(RECORD LIST)
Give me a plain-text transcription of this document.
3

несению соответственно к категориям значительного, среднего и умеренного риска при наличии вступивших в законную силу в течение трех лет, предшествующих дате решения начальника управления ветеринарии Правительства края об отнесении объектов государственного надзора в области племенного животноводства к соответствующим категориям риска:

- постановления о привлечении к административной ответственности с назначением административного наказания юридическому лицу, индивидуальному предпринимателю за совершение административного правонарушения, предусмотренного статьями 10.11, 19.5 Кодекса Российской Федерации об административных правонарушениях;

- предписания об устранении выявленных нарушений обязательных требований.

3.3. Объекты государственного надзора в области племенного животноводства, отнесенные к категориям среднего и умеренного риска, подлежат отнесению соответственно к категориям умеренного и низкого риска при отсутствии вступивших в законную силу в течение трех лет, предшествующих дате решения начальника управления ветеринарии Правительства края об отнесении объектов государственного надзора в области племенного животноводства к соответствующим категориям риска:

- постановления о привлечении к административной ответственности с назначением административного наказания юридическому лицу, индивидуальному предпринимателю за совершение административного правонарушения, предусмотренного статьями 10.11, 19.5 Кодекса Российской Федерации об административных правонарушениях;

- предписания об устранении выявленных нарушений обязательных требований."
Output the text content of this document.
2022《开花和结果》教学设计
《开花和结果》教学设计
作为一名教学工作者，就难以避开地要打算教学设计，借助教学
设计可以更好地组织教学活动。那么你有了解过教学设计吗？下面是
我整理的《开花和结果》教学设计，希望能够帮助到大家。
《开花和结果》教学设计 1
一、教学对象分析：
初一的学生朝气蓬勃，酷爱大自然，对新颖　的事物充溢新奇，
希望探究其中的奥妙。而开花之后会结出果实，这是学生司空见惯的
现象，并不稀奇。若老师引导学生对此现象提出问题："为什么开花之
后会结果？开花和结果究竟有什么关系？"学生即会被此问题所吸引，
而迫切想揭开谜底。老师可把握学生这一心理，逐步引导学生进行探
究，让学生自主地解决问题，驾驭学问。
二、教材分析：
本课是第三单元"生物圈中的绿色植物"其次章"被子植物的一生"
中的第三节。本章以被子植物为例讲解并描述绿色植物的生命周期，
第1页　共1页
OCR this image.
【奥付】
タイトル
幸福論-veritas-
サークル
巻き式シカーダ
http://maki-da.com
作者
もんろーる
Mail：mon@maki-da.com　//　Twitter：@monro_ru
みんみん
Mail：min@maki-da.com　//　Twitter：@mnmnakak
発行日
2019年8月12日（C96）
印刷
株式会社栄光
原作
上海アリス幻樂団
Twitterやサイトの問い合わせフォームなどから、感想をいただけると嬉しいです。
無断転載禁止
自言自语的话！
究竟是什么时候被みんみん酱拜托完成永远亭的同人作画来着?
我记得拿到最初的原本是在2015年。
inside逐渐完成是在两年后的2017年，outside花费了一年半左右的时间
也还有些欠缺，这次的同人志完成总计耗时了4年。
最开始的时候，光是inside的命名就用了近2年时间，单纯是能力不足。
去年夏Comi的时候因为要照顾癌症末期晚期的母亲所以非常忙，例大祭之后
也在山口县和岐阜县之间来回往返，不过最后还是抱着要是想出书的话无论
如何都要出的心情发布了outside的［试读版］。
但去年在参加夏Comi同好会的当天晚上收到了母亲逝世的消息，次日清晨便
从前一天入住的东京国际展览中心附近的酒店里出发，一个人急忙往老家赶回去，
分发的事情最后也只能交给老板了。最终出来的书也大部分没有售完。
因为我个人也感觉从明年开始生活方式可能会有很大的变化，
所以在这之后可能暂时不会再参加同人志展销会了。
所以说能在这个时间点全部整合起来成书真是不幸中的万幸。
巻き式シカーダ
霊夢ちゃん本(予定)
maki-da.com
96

(EXERCISE BRIEF) Starting at the line that contains "Output the text content of this document.", retype each line through the end of the listing above and nothing else.

(OUTPUT OF THE EXERCISE)
Output the text content of this document.
2022《开花和结果》教学设计
《开花和结果》教学设计
作为一名教学工作者，就难以避开地要打算教学设计，借助教学
设计可以更好地组织教学活动。那么你有了解过教学设计吗？下面是
我整理的《开花和结果》教学设计，希望能够帮助到大家。
《开花和结果》教学设计 1
一、教学对象分析：
初一的学生朝气蓬勃，酷爱大自然，对新颖　的事物充溢新奇，
希望探究其中的奥妙。而开花之后会结出果实，这是学生司空见惯的
现象，并不稀奇。若老师引导学生对此现象提出问题："为什么开花之
后会结果？开花和结果究竟有什么关系？"学生即会被此问题所吸引，
而迫切想揭开谜底。老师可把握学生这一心理，逐步引导学生进行探
究，让学生自主地解决问题，驾驭学问。
二、教材分析：
本课是第三单元"生物圈中的绿色植物"其次章"被子植物的一生"
中的第三节。本章以被子植物为例讲解并描述绿色植物的生命周期，
第1页　共1页
OCR this image.
【奥付】
タイトル
幸福論-veritas-
サークル
巻き式シカーダ
http://maki-da.com
作者
もんろーる
Mail：mon@maki-da.com　//　Twitter：@monro_ru
みんみん
Mail：min@maki-da.com　//　Twitter：@mnmnakak
発行日
2019年8月12日（C96）
印刷
株式会社栄光
原作
上海アリス幻樂団
Twitterやサイトの問い合わせフォームなどから、感想をいただけると嬉しいです。
無断転載禁止
自言自语的话！
究竟是什么时候被みんみん酱拜托完成永远亭的同人作画来着?
我记得拿到最初的原本是在2015年。
inside逐渐完成是在两年后的2017年，outside花费了一年半左右的时间
也还有些欠缺，这次的同人志完成总计耗时了4年。
最开始的时候，光是inside的命名就用了近2年时间，单纯是能力不足。
去年夏Comi的时候因为要照顾癌症末期晚期的母亲所以非常忙，例大祭之后
也在山口县和岐阜县之间来回往返，不过最后还是抱着要是想出书的话无论
如何都要出的心情发布了outside的［试读版］。
但去年在参加夏Comi同好会的当天晚上收到了母亲逝世的消息，次日清晨便
从前一天入住的东京国际展览中心附近的酒店里出发，一个人急忙往老家赶回去，
分发的事情最后也只能交给老板了。最终出来的书也大部分没有售完。
因为我个人也感觉从明年开始生活方式可能会有很大的变化，
所以在这之后可能暂时不会再参加同人志展销会了。
所以说能在这个时间点全部整合起来成书真是不幸中的万幸。
巻き式シカーダ
霊夢ちゃん本(予定)
maki-da.com
96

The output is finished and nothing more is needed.